Challenge: Copy all the material below, exactly as it stands.

Data in this exercise:
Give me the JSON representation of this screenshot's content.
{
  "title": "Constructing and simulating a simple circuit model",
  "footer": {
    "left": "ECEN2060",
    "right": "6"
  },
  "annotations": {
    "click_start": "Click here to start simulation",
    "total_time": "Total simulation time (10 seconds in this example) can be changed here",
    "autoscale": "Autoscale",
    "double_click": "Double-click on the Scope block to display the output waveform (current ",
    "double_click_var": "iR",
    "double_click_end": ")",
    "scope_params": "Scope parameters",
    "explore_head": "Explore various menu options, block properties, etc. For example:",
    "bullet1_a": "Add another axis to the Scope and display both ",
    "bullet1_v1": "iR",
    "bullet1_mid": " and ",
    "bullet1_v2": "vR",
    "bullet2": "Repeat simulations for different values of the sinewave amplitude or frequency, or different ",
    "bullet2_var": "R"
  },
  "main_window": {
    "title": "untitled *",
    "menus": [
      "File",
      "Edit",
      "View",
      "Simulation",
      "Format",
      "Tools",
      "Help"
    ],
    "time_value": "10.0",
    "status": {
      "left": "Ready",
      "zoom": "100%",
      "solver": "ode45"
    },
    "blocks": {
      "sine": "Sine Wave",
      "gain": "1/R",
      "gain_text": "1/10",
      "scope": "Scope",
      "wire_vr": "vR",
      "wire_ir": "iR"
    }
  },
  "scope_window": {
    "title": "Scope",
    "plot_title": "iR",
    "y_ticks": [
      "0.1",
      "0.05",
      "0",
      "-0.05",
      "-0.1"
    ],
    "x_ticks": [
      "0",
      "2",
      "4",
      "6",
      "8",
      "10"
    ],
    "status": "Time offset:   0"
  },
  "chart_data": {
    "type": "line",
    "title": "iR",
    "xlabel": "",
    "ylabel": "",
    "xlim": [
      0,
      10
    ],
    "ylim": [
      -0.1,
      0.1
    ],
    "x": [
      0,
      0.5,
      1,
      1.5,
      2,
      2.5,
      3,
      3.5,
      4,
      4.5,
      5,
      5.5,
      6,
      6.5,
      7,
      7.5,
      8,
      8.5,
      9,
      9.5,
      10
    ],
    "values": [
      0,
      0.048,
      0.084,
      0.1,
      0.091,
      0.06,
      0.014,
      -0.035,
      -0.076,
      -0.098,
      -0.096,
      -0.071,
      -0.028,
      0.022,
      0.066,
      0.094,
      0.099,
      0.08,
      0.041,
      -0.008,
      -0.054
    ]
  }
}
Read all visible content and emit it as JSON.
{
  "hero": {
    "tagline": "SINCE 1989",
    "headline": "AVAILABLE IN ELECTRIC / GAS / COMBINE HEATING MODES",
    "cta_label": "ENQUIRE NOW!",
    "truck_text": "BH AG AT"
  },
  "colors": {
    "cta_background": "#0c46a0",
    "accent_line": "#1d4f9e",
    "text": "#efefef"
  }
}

Reply to the exercise:
Give me the JSON representation of this screenshot's content.
{
  "title": "Constructing and simulating a simple circuit model",
  "footer": {
    "left": "ECEN2060",
    "right": "6"
  },
  "annotations": {
    "click_start": "Click here to start simulation",
    "total_time": "Total simulation time (10 seconds in this example) can be changed here",
    "autoscale": "Autoscale",
    "double_click": "Double-click on the Scope block to display the output waveform (current ",
    "double_click_var": "iR",
    "double_click_end": ")",
    "scope_params": "Scope parameters",
    "explore_head": "Explore various menu options, block properties, etc. For example:",
    "bullet1_a": "Add another axis to the Scope and display both ",
    "bullet1_v1": "iR",
    "bullet1_mid": " and ",
    "bullet1_v2": "vR",
    "bullet2": "Repeat simulations for different values of the sinewave amplitude or frequency, or different ",
    "bullet2_var": "R"
  },
  "main_window": {
    "title": "untitled *",
    "menus": [
      "File",
      "Edit",
      "View",
      "Simulation",
      "Format",
      "Tools",
      "Help"
    ],
    "time_value": "10.0",
    "status": {
      "left": "Ready",
      "zoom": "100%",
      "solver": "ode45"
    },
    "blocks": {
      "sine": "Sine Wave",
      "gain": "1/R",
      "gain_text": "1/10",
      "scope": "Scope",
      "wire_vr": "vR",
      "wire_ir": "iR"
    }
  },
  "scope_window": {
    "title": "Scope",
    "plot_title": "iR",
    "y_ticks": [
      "0.1",
      "0.05",
      "0",
      "-0.05",
      "-0.1"
    ],
    "x_ticks": [
      "0",
      "2",
      "4",
      "6",
      "8",
      "10"
    ],
    "status": "Time offset:   0"
  },
  "chart_data": {
    "type": "line",
    "title": "iR",
    "xlabel": "",
    "ylabel": "",
    "xlim": [
      0,
      10
    ],
    "ylim": [
      -0.1,
      0.1
    ],
    "x": [
      0,
      0.5,
      1,
      1.5,
      2,
      2.5,
      3,
      3.5,
      4,
      4.5,
      5,
      5.5,
      6,
      6.5,
      7,
      7.5,
      8,
      8.5,
      9,
      9.5,
      10
    ],
    "values": [
      0,
      0.048,
      0.084,
      0.1,
      0.091,
      0.06,
      0.014,
      -0.035,
      -0.076,
      -0.098,
      -0.096,
      -0.071,
      -0.028,
      0.022,
      0.066,
      0.094,
      0.099,
      0.08,
      0.041,
      -0.008,
      -0.054
    ]
  }
}
Read all visible content and emit it as JSON.
{
  "hero": {
    "tagline": "SINCE 1989",
    "headline": "AVAILABLE IN ELECTRIC / GAS / COMBINE HEATING MODES",
    "cta_label": "ENQUIRE NOW!",
    "truck_text": "BH AG AT"
  },
  "colors": {
    "cta_background": "#0c46a0",
    "accent_line": "#1d4f9e",
    "text": "#efefef"
  }
}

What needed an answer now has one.